=== ROWS ===
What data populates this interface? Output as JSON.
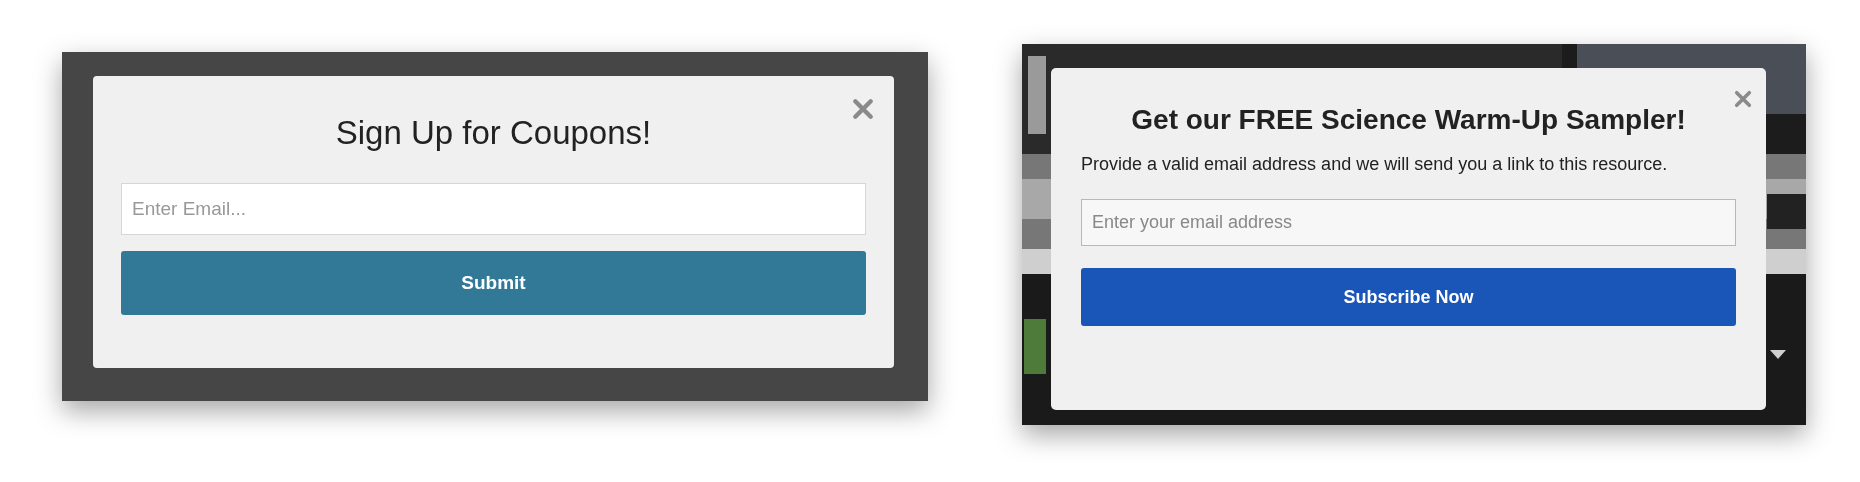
{
  "popups": [
    {
      "kind": "coupon",
      "title": "Sign Up for Coupons!",
      "email_field": {
        "placeholder": "Enter Email..."
      },
      "button": "Submit"
    },
    {
      "kind": "sampler",
      "title": "Get our FREE Science Warm-Up Sampler!",
      "description": "Provide a valid email address and we will send you a link to this resource.",
      "email_field": {
        "placeholder": "Enter your email address"
      },
      "button": "Subscribe Now"
    }
  ]
}
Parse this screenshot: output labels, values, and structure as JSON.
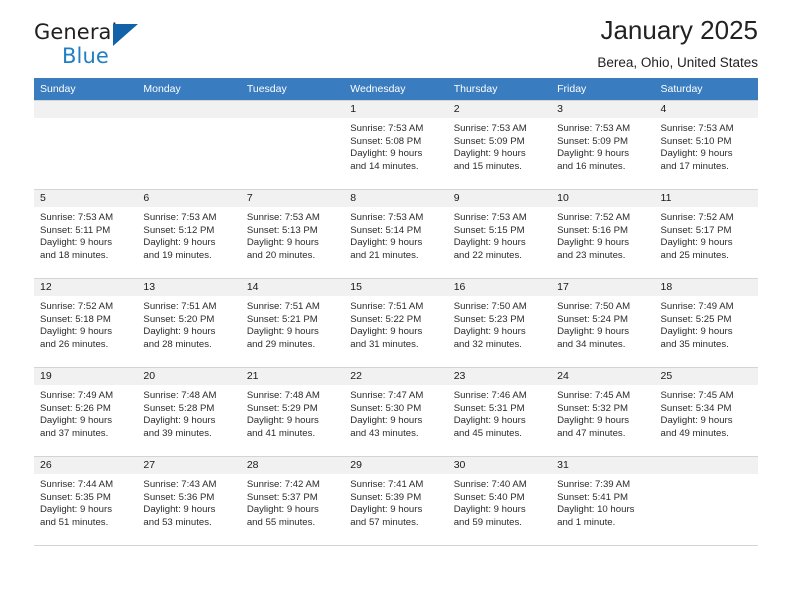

=== WHAT THIS TASK INVOLVES ===
Omit every picture, and otherwise quote the entries exactly.

=== WRITTEN REPLY ===
What data populates this interface? Output as JSON.
{
  "popups": [
    {
      "kind": "coupon",
      "title": "Sign Up for Coupons!",
      "email_field": {
        "placeholder": "Enter Email..."
      },
      "button": "Submit"
    },
    {
      "kind": "sampler",
      "title": "Get our FREE Science Warm-Up Sampler!",
      "description": "Provide a valid email address and we will send you a link to this resource.",
      "email_field": {
        "placeholder": "Enter your email address"
      },
      "button": "Subscribe Now"
    }
  ]
}
Parse this screenshot: output labels, values, and structure as JSON.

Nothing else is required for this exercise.